## begin LISTED ENTRIES

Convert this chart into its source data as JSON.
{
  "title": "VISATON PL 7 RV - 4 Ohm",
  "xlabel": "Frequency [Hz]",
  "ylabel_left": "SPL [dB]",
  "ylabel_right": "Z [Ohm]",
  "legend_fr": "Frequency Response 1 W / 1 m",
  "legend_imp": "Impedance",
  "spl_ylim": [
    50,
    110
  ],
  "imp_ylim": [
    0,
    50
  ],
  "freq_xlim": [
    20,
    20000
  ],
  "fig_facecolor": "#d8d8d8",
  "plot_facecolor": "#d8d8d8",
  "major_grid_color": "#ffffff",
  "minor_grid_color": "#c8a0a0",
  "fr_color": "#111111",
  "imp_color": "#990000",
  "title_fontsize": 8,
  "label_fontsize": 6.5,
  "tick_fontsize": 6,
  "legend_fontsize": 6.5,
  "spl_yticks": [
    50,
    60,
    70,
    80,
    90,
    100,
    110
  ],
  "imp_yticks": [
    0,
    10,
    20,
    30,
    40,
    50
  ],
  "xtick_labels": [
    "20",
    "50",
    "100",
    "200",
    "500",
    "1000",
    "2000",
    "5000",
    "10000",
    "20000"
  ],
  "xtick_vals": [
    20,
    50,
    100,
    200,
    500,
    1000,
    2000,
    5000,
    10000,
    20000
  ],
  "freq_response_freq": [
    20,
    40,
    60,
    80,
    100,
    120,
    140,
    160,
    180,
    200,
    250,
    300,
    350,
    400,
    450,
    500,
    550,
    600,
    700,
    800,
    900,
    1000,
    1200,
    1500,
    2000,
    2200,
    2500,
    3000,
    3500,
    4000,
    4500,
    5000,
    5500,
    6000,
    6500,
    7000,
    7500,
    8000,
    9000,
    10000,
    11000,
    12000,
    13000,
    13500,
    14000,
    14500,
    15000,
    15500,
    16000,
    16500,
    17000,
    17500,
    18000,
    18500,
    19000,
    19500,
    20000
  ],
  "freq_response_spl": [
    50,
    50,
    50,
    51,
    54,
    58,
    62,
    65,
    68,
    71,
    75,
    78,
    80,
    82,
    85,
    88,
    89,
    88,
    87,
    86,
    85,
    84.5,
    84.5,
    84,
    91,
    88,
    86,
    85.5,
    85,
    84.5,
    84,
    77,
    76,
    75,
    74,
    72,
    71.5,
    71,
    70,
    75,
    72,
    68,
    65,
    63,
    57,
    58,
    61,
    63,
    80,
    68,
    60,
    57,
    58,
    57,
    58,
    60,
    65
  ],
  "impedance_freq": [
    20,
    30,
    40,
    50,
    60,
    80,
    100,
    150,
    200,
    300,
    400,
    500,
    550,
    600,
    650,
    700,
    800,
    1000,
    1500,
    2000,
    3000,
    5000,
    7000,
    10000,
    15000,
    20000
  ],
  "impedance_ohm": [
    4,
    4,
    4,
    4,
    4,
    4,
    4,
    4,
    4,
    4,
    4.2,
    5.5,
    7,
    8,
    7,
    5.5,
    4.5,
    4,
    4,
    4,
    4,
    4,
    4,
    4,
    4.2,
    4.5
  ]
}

## end LISTED ENTRIES

Find the lines with the string "Frequency" and reproduce them.

  "xlabel": "Frequency [Hz]",
  "legend_fr": "Frequency Response 1 W / 1 m",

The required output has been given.